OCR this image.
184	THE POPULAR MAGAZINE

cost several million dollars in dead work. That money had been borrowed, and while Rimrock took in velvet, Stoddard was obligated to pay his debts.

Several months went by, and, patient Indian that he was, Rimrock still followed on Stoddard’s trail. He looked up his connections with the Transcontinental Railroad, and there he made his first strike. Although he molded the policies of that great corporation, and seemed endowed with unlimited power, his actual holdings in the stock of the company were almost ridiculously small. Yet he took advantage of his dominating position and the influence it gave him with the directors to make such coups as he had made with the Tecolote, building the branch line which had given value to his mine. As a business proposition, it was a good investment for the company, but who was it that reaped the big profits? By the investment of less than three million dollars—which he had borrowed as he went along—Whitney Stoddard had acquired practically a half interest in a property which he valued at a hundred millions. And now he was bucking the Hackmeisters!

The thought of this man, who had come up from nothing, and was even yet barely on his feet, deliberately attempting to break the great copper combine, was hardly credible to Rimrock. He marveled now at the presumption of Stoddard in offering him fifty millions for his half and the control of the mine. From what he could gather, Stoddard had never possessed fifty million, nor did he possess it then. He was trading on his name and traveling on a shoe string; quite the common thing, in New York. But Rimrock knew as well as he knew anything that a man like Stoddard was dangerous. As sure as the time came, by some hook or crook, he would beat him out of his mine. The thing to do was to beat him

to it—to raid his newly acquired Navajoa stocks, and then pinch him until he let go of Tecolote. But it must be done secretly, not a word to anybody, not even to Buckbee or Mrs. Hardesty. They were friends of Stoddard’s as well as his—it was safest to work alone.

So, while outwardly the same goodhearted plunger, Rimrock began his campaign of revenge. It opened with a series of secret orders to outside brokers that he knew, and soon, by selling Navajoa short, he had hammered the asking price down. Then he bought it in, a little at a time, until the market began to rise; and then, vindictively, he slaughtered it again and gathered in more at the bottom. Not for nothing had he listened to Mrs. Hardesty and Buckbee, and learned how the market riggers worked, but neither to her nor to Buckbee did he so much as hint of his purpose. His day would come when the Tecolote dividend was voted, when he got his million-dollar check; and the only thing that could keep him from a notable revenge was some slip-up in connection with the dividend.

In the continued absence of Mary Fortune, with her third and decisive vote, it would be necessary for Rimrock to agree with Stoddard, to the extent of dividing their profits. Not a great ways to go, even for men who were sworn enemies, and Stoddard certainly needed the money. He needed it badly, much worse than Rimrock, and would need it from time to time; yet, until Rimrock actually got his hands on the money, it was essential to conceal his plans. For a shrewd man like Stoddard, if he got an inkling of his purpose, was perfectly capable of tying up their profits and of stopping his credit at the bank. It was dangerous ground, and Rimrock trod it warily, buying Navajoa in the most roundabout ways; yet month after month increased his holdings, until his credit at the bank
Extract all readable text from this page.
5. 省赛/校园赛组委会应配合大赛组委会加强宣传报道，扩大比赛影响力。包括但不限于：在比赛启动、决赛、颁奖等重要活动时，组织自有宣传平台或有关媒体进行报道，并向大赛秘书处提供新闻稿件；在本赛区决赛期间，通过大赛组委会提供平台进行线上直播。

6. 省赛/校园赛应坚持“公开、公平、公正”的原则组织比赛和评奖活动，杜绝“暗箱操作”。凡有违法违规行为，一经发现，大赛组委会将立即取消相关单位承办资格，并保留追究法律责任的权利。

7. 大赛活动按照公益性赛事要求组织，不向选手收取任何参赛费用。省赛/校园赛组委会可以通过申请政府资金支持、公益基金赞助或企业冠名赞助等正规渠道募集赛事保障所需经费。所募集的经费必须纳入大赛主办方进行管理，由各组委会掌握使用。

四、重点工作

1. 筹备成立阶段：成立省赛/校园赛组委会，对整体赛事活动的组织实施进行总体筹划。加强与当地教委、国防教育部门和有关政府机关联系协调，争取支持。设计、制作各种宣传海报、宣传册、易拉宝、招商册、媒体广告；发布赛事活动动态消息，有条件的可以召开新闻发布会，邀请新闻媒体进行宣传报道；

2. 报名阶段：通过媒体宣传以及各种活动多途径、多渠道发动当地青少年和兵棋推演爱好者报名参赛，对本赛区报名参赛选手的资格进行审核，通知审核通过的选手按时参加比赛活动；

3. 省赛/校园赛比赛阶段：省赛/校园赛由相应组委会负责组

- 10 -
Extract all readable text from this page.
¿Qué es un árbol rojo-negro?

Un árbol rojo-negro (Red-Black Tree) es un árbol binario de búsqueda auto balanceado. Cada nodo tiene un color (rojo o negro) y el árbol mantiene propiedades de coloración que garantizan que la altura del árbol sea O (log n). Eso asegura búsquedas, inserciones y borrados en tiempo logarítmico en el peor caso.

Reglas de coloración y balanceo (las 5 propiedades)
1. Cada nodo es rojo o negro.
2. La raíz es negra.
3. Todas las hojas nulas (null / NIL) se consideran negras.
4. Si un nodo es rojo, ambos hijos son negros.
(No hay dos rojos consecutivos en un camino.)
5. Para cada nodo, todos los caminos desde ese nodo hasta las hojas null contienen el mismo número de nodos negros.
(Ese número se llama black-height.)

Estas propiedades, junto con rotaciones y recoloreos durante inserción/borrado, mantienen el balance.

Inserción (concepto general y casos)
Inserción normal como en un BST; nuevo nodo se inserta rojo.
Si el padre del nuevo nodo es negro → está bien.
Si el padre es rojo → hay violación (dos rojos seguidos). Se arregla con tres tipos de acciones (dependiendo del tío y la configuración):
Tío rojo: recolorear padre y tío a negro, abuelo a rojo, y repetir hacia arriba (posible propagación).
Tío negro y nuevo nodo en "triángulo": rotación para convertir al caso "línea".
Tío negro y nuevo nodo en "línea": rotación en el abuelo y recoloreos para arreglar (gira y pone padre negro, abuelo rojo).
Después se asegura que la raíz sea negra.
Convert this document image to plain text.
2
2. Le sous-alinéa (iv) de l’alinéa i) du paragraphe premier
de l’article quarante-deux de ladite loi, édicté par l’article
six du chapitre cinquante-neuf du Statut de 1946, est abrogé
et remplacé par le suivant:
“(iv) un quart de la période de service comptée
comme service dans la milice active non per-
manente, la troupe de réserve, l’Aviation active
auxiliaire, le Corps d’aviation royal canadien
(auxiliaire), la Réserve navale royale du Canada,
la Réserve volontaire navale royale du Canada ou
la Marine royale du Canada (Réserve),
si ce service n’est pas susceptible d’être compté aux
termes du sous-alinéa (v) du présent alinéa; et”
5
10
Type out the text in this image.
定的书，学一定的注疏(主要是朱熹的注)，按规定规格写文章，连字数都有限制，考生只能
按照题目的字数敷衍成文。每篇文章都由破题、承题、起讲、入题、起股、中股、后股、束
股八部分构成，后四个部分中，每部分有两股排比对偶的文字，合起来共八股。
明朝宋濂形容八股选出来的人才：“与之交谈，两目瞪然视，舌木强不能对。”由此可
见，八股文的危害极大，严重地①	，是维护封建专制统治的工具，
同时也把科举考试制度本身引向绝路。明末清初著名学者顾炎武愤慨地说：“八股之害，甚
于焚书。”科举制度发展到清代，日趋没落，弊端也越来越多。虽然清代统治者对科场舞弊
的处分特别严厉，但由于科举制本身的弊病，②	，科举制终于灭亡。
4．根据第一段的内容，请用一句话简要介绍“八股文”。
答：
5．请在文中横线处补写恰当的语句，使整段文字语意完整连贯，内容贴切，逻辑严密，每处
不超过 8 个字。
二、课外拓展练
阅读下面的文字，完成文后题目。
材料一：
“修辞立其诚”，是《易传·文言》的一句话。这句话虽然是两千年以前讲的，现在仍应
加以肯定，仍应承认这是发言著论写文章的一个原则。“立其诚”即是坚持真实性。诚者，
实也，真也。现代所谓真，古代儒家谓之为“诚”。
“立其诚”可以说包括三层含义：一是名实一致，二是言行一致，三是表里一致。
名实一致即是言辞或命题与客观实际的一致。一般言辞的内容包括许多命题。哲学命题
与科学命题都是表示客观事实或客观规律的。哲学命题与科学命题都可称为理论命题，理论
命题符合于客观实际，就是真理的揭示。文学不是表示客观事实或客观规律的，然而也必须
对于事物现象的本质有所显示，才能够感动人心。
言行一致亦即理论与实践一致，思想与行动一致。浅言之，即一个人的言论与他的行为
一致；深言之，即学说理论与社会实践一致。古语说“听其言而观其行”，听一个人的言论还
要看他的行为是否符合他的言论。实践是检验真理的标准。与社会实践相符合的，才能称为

--- --- ---

Find every line of the data that holds the string "alinéa", then say how many there are and nothing else.

2